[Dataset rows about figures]
• • • • •
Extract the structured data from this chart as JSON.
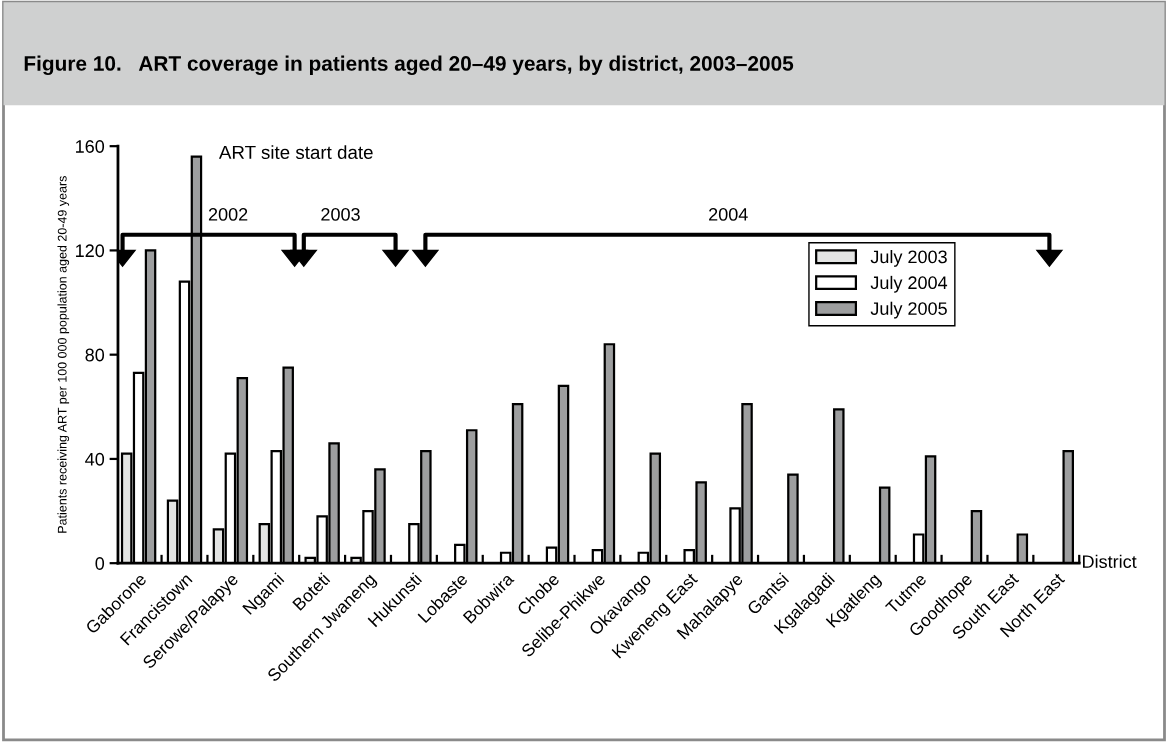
{
  "chart_data": {
    "type": "bar",
    "title": "Figure 10.   ART coverage in patients aged 20–49 years, by district, 2003–2005",
    "ylabel": "Patients receiving ART per 100 000 population aged 20-49 years",
    "xlabel": "District",
    "categories": [
      "Gaborone",
      "Francistown",
      "Serowe/Palapye",
      "Ngami",
      "Boteti",
      "Southern Jwaneng",
      "Hukunsti",
      "Lobaste",
      "Bobwira",
      "Chobe",
      "Selibe-Phikwe",
      "Okavango",
      "Kweneng East",
      "Mahalapye",
      "Gantsi",
      "Kgalagadi",
      "Kgatleng",
      "Tutme",
      "Goodhope",
      "South East",
      "North East"
    ],
    "series": [
      {
        "name": "July 2003",
        "color": "#e3e4e3",
        "values": [
          42,
          24,
          13,
          15,
          2,
          2,
          null,
          null,
          null,
          null,
          null,
          null,
          null,
          null,
          null,
          null,
          null,
          null,
          null,
          null,
          null
        ]
      },
      {
        "name": "July 2004",
        "color": "#ffffff",
        "values": [
          73,
          108,
          42,
          43,
          18,
          20,
          15,
          7,
          4,
          6,
          5,
          4,
          5,
          21,
          null,
          null,
          null,
          11,
          null,
          null,
          null
        ]
      },
      {
        "name": "July 2005",
        "color": "#9d9e9f",
        "values": [
          120,
          156,
          71,
          75,
          46,
          36,
          43,
          51,
          61,
          68,
          84,
          42,
          31,
          61,
          34,
          59,
          29,
          41,
          20,
          11,
          43
        ]
      }
    ],
    "ylim": [
      0,
      160
    ],
    "yticks": [
      0,
      40,
      80,
      120,
      160
    ],
    "grid": false,
    "legend": "top right",
    "annotations": [
      "ART site start date",
      "2002",
      "2003",
      "2004"
    ]
  }
}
• • • • •
● **Task details**
Every entry above has to be repeated exactly, apart from its pictures.

● **Answer for the task**
Extract the structured data from this chart as JSON.
{
  "chart_data": {
    "type": "bar",
    "title": "Figure 10.   ART coverage in patients aged 20–49 years, by district, 2003–2005",
    "ylabel": "Patients receiving ART per 100 000 population aged 20-49 years",
    "xlabel": "District",
    "categories": [
      "Gaborone",
      "Francistown",
      "Serowe/Palapye",
      "Ngami",
      "Boteti",
      "Southern Jwaneng",
      "Hukunsti",
      "Lobaste",
      "Bobwira",
      "Chobe",
      "Selibe-Phikwe",
      "Okavango",
      "Kweneng East",
      "Mahalapye",
      "Gantsi",
      "Kgalagadi",
      "Kgatleng",
      "Tutme",
      "Goodhope",
      "South East",
      "North East"
    ],
    "series": [
      {
        "name": "July 2003",
        "color": "#e3e4e3",
        "values": [
          42,
          24,
          13,
          15,
          2,
          2,
          null,
          null,
          null,
          null,
          null,
          null,
          null,
          null,
          null,
          null,
          null,
          null,
          null,
          null,
          null
        ]
      },
      {
        "name": "July 2004",
        "color": "#ffffff",
        "values": [
          73,
          108,
          42,
          43,
          18,
          20,
          15,
          7,
          4,
          6,
          5,
          4,
          5,
          21,
          null,
          null,
          null,
          11,
          null,
          null,
          null
        ]
      },
      {
        "name": "July 2005",
        "color": "#9d9e9f",
        "values": [
          120,
          156,
          71,
          75,
          46,
          36,
          43,
          51,
          61,
          68,
          84,
          42,
          31,
          61,
          34,
          59,
          29,
          41,
          20,
          11,
          43
        ]
      }
    ],
    "ylim": [
      0,
      160
    ],
    "yticks": [
      0,
      40,
      80,
      120,
      160
    ],
    "grid": false,
    "legend": "top right",
    "annotations": [
      "ART site start date",
      "2002",
      "2003",
      "2004"
    ]
  }
}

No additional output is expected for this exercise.